Exercise task:
Drop every picture, then transcribe the remaining data exactly.

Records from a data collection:
------------------------------------------------------------------------

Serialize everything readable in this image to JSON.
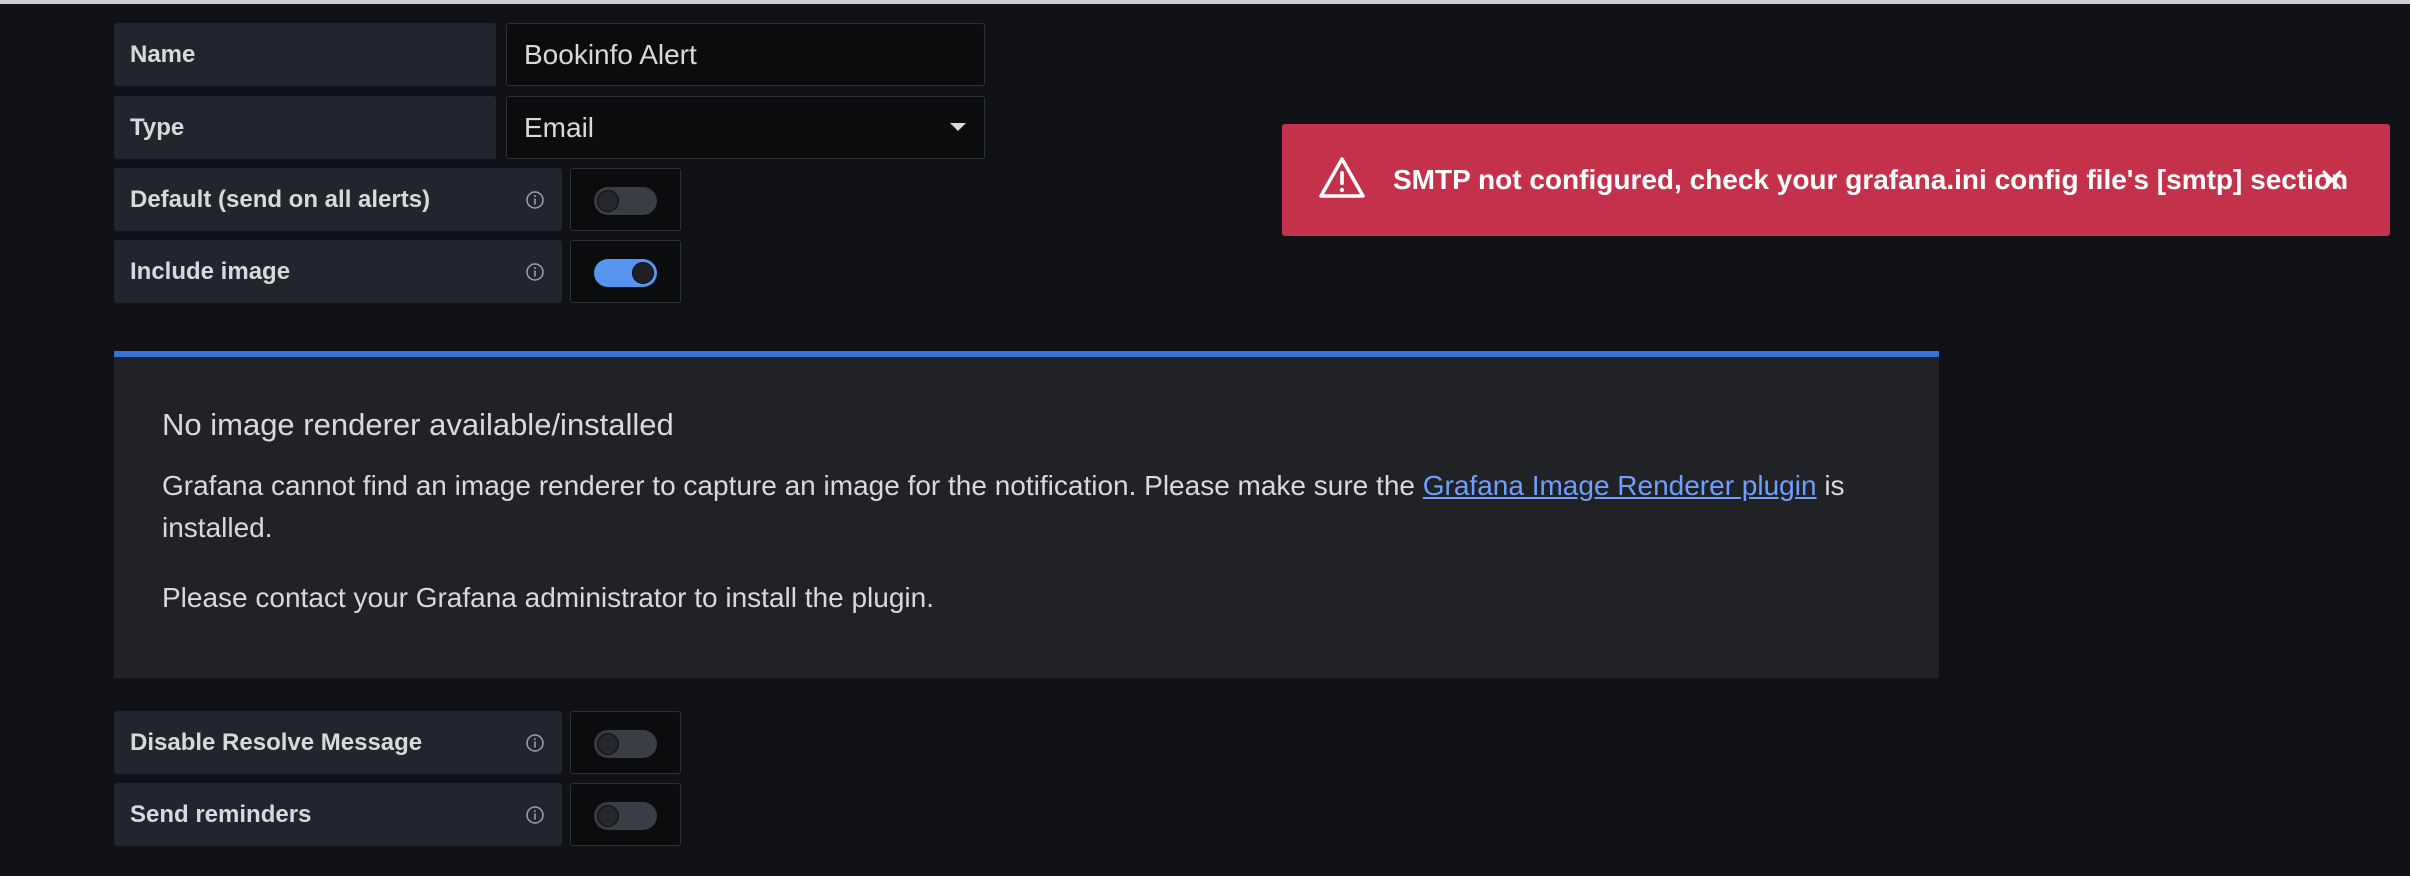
{
  "form": {
    "name": {
      "label": "Name",
      "value": "Bookinfo Alert"
    },
    "type": {
      "label": "Type",
      "value": "Email"
    },
    "default_alerts": {
      "label": "Default (send on all alerts)",
      "checked": false
    },
    "include_image": {
      "label": "Include image",
      "checked": true
    },
    "disable_resolve": {
      "label": "Disable Resolve Message",
      "checked": false
    },
    "send_reminders": {
      "label": "Send reminders",
      "checked": false
    }
  },
  "renderer_notice": {
    "title": "No image renderer available/installed",
    "text_before_link": "Grafana cannot find an image renderer to capture an image for the notification. Please make sure the ",
    "link_text": "Grafana Image Renderer plugin",
    "text_after_link": " is installed.",
    "contact_text": "Please contact your Grafana administrator to install the plugin."
  },
  "toast": {
    "message": "SMTP not configured, check your grafana.ini config file's [smtp] section",
    "icon": "warning-icon",
    "color": "#c4314b"
  },
  "colors": {
    "accent": "#3871dc",
    "link": "#6e9fff",
    "switch_on": "#5794f2",
    "background": "#111217"
  }
}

------------------------------------------------------------------------

Solution below:
Serialize everything readable in this image to JSON.
{
  "form": {
    "name": {
      "label": "Name",
      "value": "Bookinfo Alert"
    },
    "type": {
      "label": "Type",
      "value": "Email"
    },
    "default_alerts": {
      "label": "Default (send on all alerts)",
      "checked": false
    },
    "include_image": {
      "label": "Include image",
      "checked": true
    },
    "disable_resolve": {
      "label": "Disable Resolve Message",
      "checked": false
    },
    "send_reminders": {
      "label": "Send reminders",
      "checked": false
    }
  },
  "renderer_notice": {
    "title": "No image renderer available/installed",
    "text_before_link": "Grafana cannot find an image renderer to capture an image for the notification. Please make sure the ",
    "link_text": "Grafana Image Renderer plugin",
    "text_after_link": " is installed.",
    "contact_text": "Please contact your Grafana administrator to install the plugin."
  },
  "toast": {
    "message": "SMTP not configured, check your grafana.ini config file's [smtp] section",
    "icon": "warning-icon",
    "color": "#c4314b"
  },
  "colors": {
    "accent": "#3871dc",
    "link": "#6e9fff",
    "switch_on": "#5794f2",
    "background": "#111217"
  }
}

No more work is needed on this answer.